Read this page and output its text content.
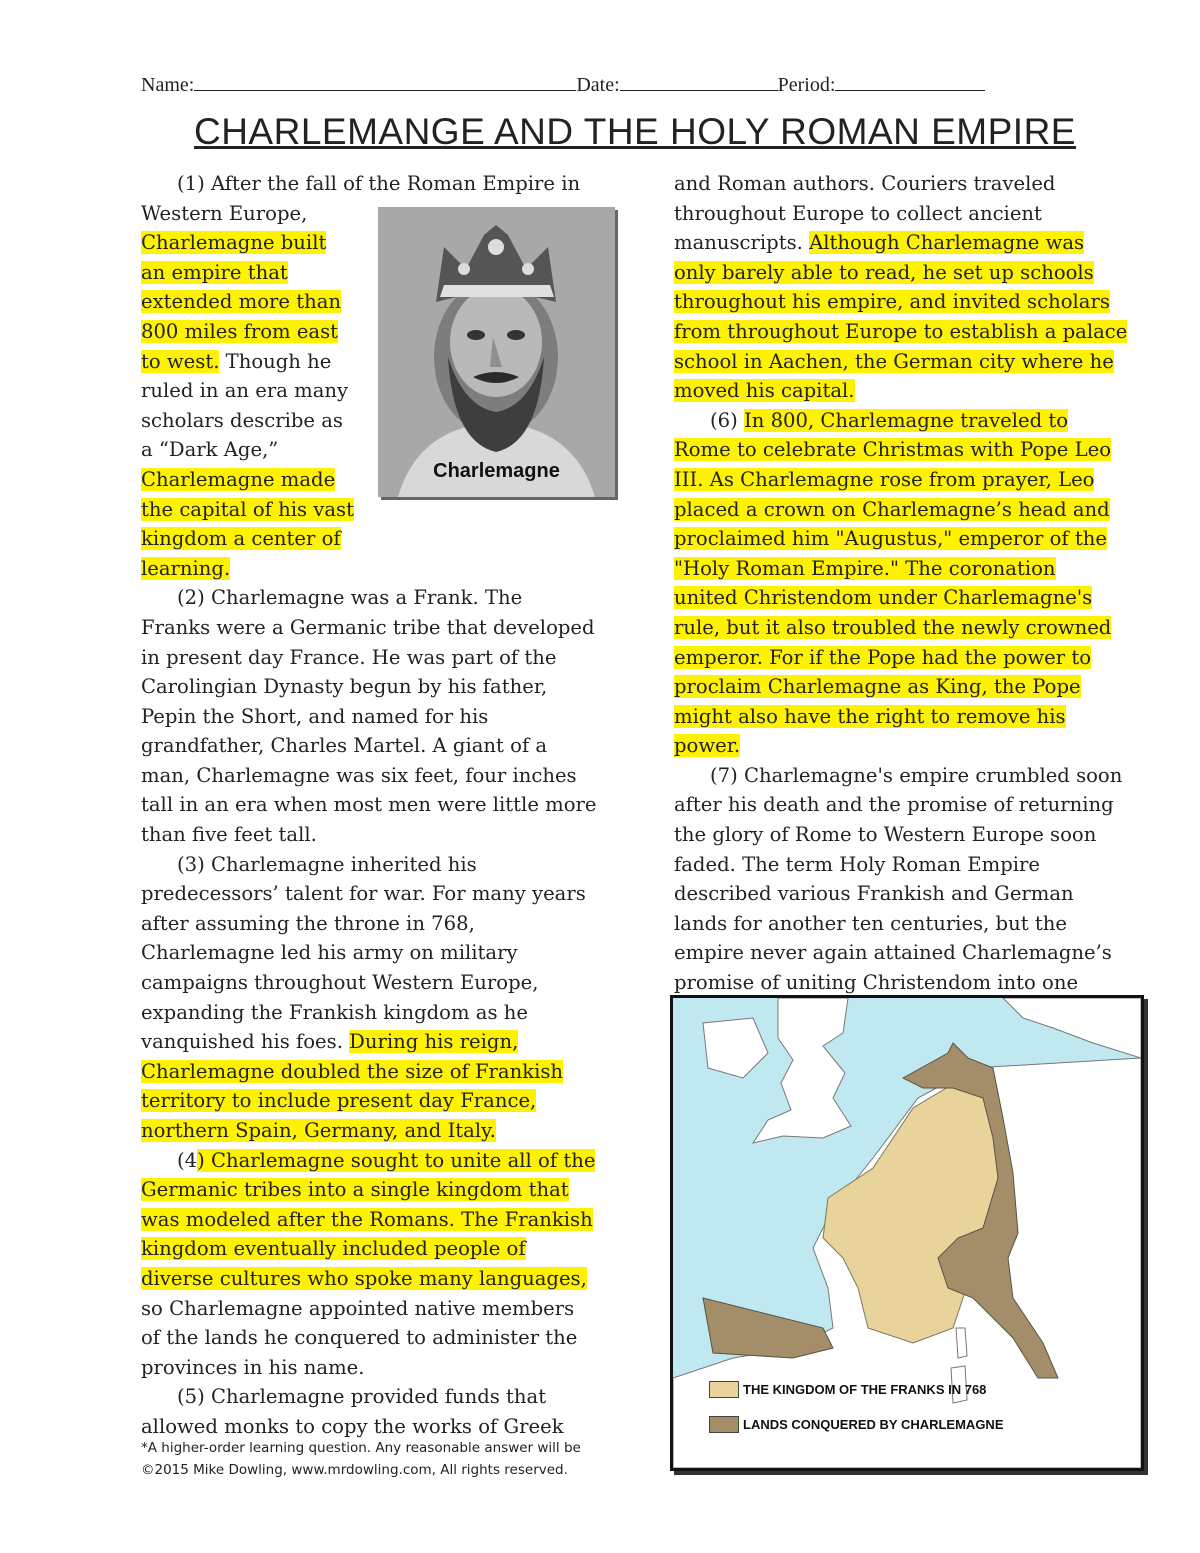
Name:	Date:	Period:
CHARLEMANGE AND THE HOLY ROMAN EMPIRE
(1) After the fall of the Roman Empire in
Western Europe,
Charlemagne built
an empire that
extended more than
800 miles from east
to west. Though he
ruled in an era many
scholars describe as
a “Dark Age,”
Charlemagne made
the capital of his vast
kingdom a center of
learning.
(2) Charlemagne was a Frank. The
Franks were a Germanic tribe that developed
in present day France. He was part of the
Carolingian Dynasty begun by his father,
Pepin the Short, and named for his
grandfather, Charles Martel. A giant of a
man, Charlemagne was six feet, four inches
tall in an era when most men were little more
than five feet tall.
(3) Charlemagne inherited his
predecessors’ talent for war. For many years
after assuming the throne in 768,
Charlemagne led his army on military
campaigns throughout Western Europe,
expanding the Frankish kingdom as he
vanquished his foes. During his reign,
Charlemagne doubled the size of Frankish
territory to include present day France,
northern Spain, Germany, and Italy.
(4) Charlemagne sought to unite all of the
Germanic tribes into a single kingdom that
was modeled after the Romans. The Frankish
kingdom eventually included people of
diverse cultures who spoke many languages,
so Charlemagne appointed native members
of the lands he conquered to administer the
provinces in his name.
(5) Charlemagne provided funds that
allowed monks to copy the works of Greek
and Roman authors. Couriers traveled
throughout Europe to collect ancient
manuscripts. Although Charlemagne was
only barely able to read, he set up schools
throughout his empire, and invited scholars
from throughout Europe to establish a palace
school in Aachen, the German city where he
moved his capital.
(6) In 800, Charlemagne traveled to
Rome to celebrate Christmas with Pope Leo
III. As Charlemagne rose from prayer, Leo
placed a crown on Charlemagne’s head and
proclaimed him "Augustus," emperor of the
"Holy Roman Empire." The coronation
united Christendom under Charlemagne's
rule, but it also troubled the newly crowned
emperor. For if the Pope had the power to
proclaim Charlemagne as King, the Pope
might also have the right to remove his
power.
(7) Charlemagne's empire crumbled soon
after his death and the promise of returning
the glory of Rome to Western Europe soon
faded. The term Holy Roman Empire
described various Frankish and German
lands for another ten centuries, but the
empire never again attained Charlemagne’s
promise of uniting Christendom into one
Charlemagne
THE KINGDOM OF THE FRANKS IN 768
LANDS CONQUERED BY CHARLEMAGNE
*A higher-order learning question. Any reasonable answer will be
©2015 Mike Dowling, www.mrdowling.com, All rights reserved.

::::::::

• [TASK INSTRUCTIONS] Of the lines in the data above, how many contain the word "Europe"? Give only that figure.

• [ANSWER TO THE TASK] 5